▶ Short problem: Look through the data below. Collect every line where the word "patterns" occurs.

▶ Data shown:
....
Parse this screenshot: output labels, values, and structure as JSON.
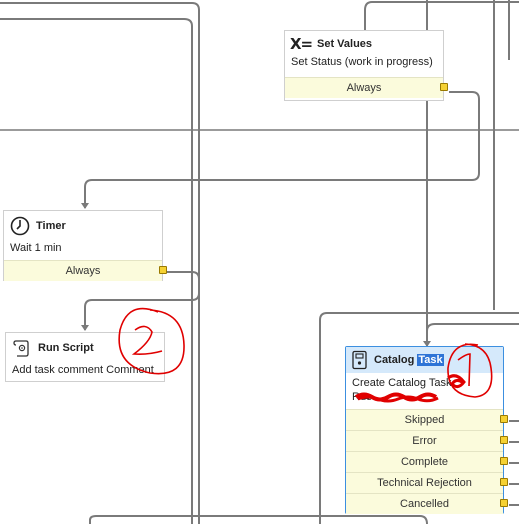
{
  "nodes": {
    "set_values": {
      "icon": "assignment-icon",
      "icon_text": "X=",
      "title": "Set Values",
      "description": "Set Status (work in progress)",
      "conditions": [
        "Always"
      ]
    },
    "timer": {
      "icon": "clock-icon",
      "title": "Timer",
      "description": "Wait 1 min",
      "conditions": [
        "Always"
      ]
    },
    "run_script": {
      "icon": "script-icon",
      "title": "Run Script",
      "description": "Add task comment Comment"
    },
    "catalog_task": {
      "icon": "catalog-task-icon",
      "title_prefix": "Catalog",
      "title_selected": "Task",
      "description_line1": "Create Catalog Task",
      "description_line2": "Rɑ̶̶̶̶̶̶̶̶̶̶e",
      "conditions": [
        "Skipped",
        "Error",
        "Complete",
        "Technical Rejection",
        "Cancelled"
      ]
    }
  },
  "annotations": [
    "1",
    "2"
  ],
  "colors": {
    "connector": "#7a7a7a",
    "condition_bg": "#fbfbdc",
    "port": "#f5d132",
    "selected_border": "#3c8fe0",
    "selected_header": "#d5e9fb",
    "annotation_red": "#e00000"
  }
}
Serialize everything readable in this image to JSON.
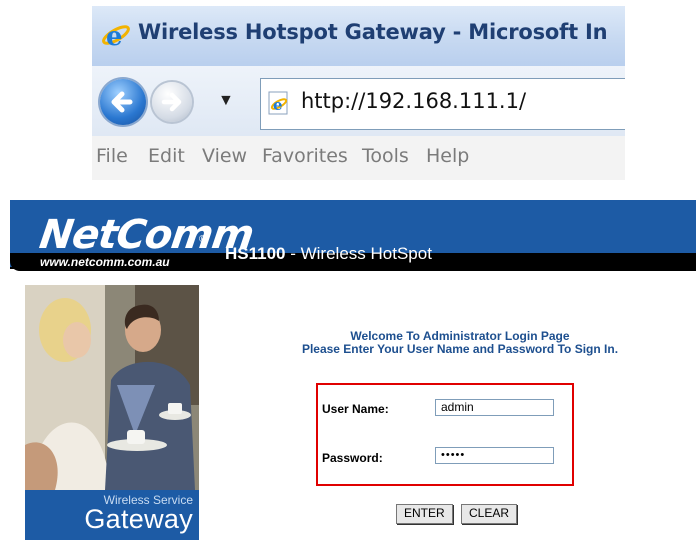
{
  "browser": {
    "window_title": "Wireless Hotspot Gateway - Microsoft In",
    "address_url": "http://192.168.111.1/",
    "menu": [
      "File",
      "Edit",
      "View",
      "Favorites",
      "Tools",
      "Help"
    ]
  },
  "router": {
    "brand": "NetComm",
    "registered": "®",
    "site_url": "www.netcomm.com.au",
    "model": "HS1100",
    "product_suffix": " - Wireless HotSpot",
    "sidebar_caption_small": "Wireless Service",
    "sidebar_caption_large": "Gateway"
  },
  "login": {
    "welcome_line1": "Welcome To Administrator Login Page",
    "welcome_line2": "Please Enter Your User Name and Password To Sign In.",
    "username_label": "User Name:",
    "username_value": "admin",
    "password_label": "Password:",
    "password_value": "•••••",
    "enter_button": "ENTER",
    "clear_button": "CLEAR"
  },
  "colors": {
    "banner_blue": "#1d5ba5",
    "highlight_red": "#e00000"
  }
}
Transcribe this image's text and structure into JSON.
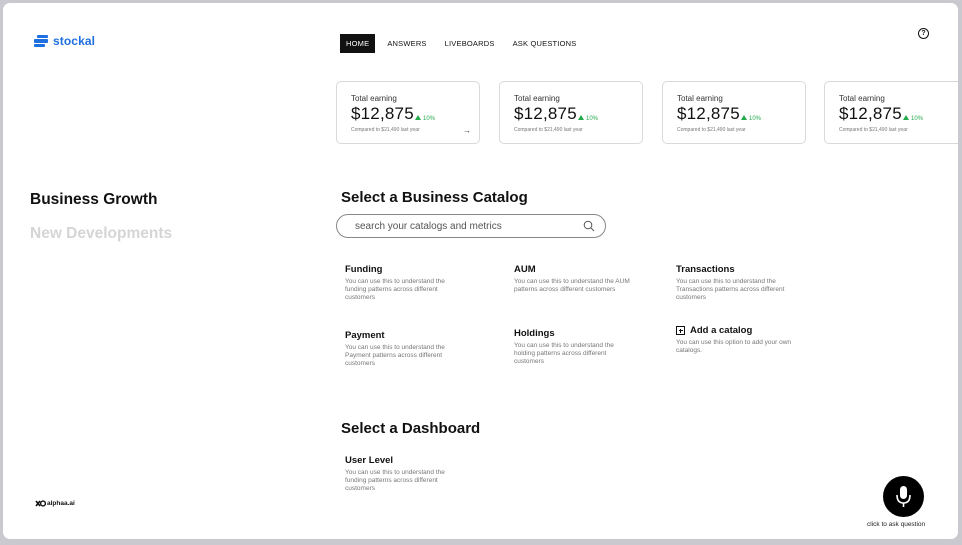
{
  "brand": {
    "name": "stockal",
    "accent": "#1e6fe0"
  },
  "nav": {
    "items": [
      {
        "label": "HOME",
        "active": true
      },
      {
        "label": "ANSWERS",
        "active": false
      },
      {
        "label": "LIVEBOARDS",
        "active": false
      },
      {
        "label": "ASK QUESTIONS",
        "active": false
      }
    ],
    "help_icon": "question-circle-icon"
  },
  "cards": [
    {
      "label": "Total earning",
      "value": "$12,875",
      "change": "10%",
      "note": "Compared to $21,490 last year",
      "has_arrow": true
    },
    {
      "label": "Total earning",
      "value": "$12,875",
      "change": "10%",
      "note": "Compared to $21,490 last year"
    },
    {
      "label": "Total earning",
      "value": "$12,875",
      "change": "10%",
      "note": "Compared to $21,490 last year"
    },
    {
      "label": "Total earning",
      "value": "$12,875",
      "change": "10%",
      "note": "Compared to $21,490 last year"
    }
  ],
  "card_arrow": "→",
  "left_menu": {
    "active": "Business Growth",
    "inactive": "New Developments"
  },
  "catalog_section": {
    "title": "Select a Business Catalog",
    "search_placeholder": "search your catalogs and metrics",
    "items": [
      {
        "title": "Funding",
        "desc": "You can use this to understand the funding patterns across different customers"
      },
      {
        "title": "AUM",
        "desc": "You can use this to understand the AUM patterns across different customers"
      },
      {
        "title": "Transactions",
        "desc": "You can use this to understand the Transactions patterns across different customers"
      },
      {
        "title": "Payment",
        "desc": "You can use this to understand the Payment patterns across different customers"
      },
      {
        "title": "Holdings",
        "desc": "You can use this to understand the holding patterns across different customers"
      },
      {
        "title": "Add a catalog",
        "desc": "You can use this option to add your own catalogs."
      }
    ]
  },
  "dashboard_section": {
    "title": "Select a Dashboard",
    "items": [
      {
        "title": "User Level",
        "desc": "You can use this to understand the funding patterns across different customers"
      }
    ]
  },
  "footer_brand": "alphaa.ai",
  "mic": {
    "caption": "click to ask question",
    "icon": "microphone-icon"
  },
  "colors": {
    "positive": "#22a94a",
    "muted_text": "#777777",
    "inactive_heading": "#d5d5d5"
  }
}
....
▶ Task solution:
        "desc": "You can use this to understand the funding patterns across different customers"
        "desc": "You can use this to understand the AUM patterns across different customers"
        "desc": "You can use this to understand the Transactions patterns across different customers"
        "desc": "You can use this to understand the Payment patterns across different customers"
        "desc": "You can use this to understand the holding patterns across different customers"
        "desc": "You can use this to understand the funding patterns across different customers"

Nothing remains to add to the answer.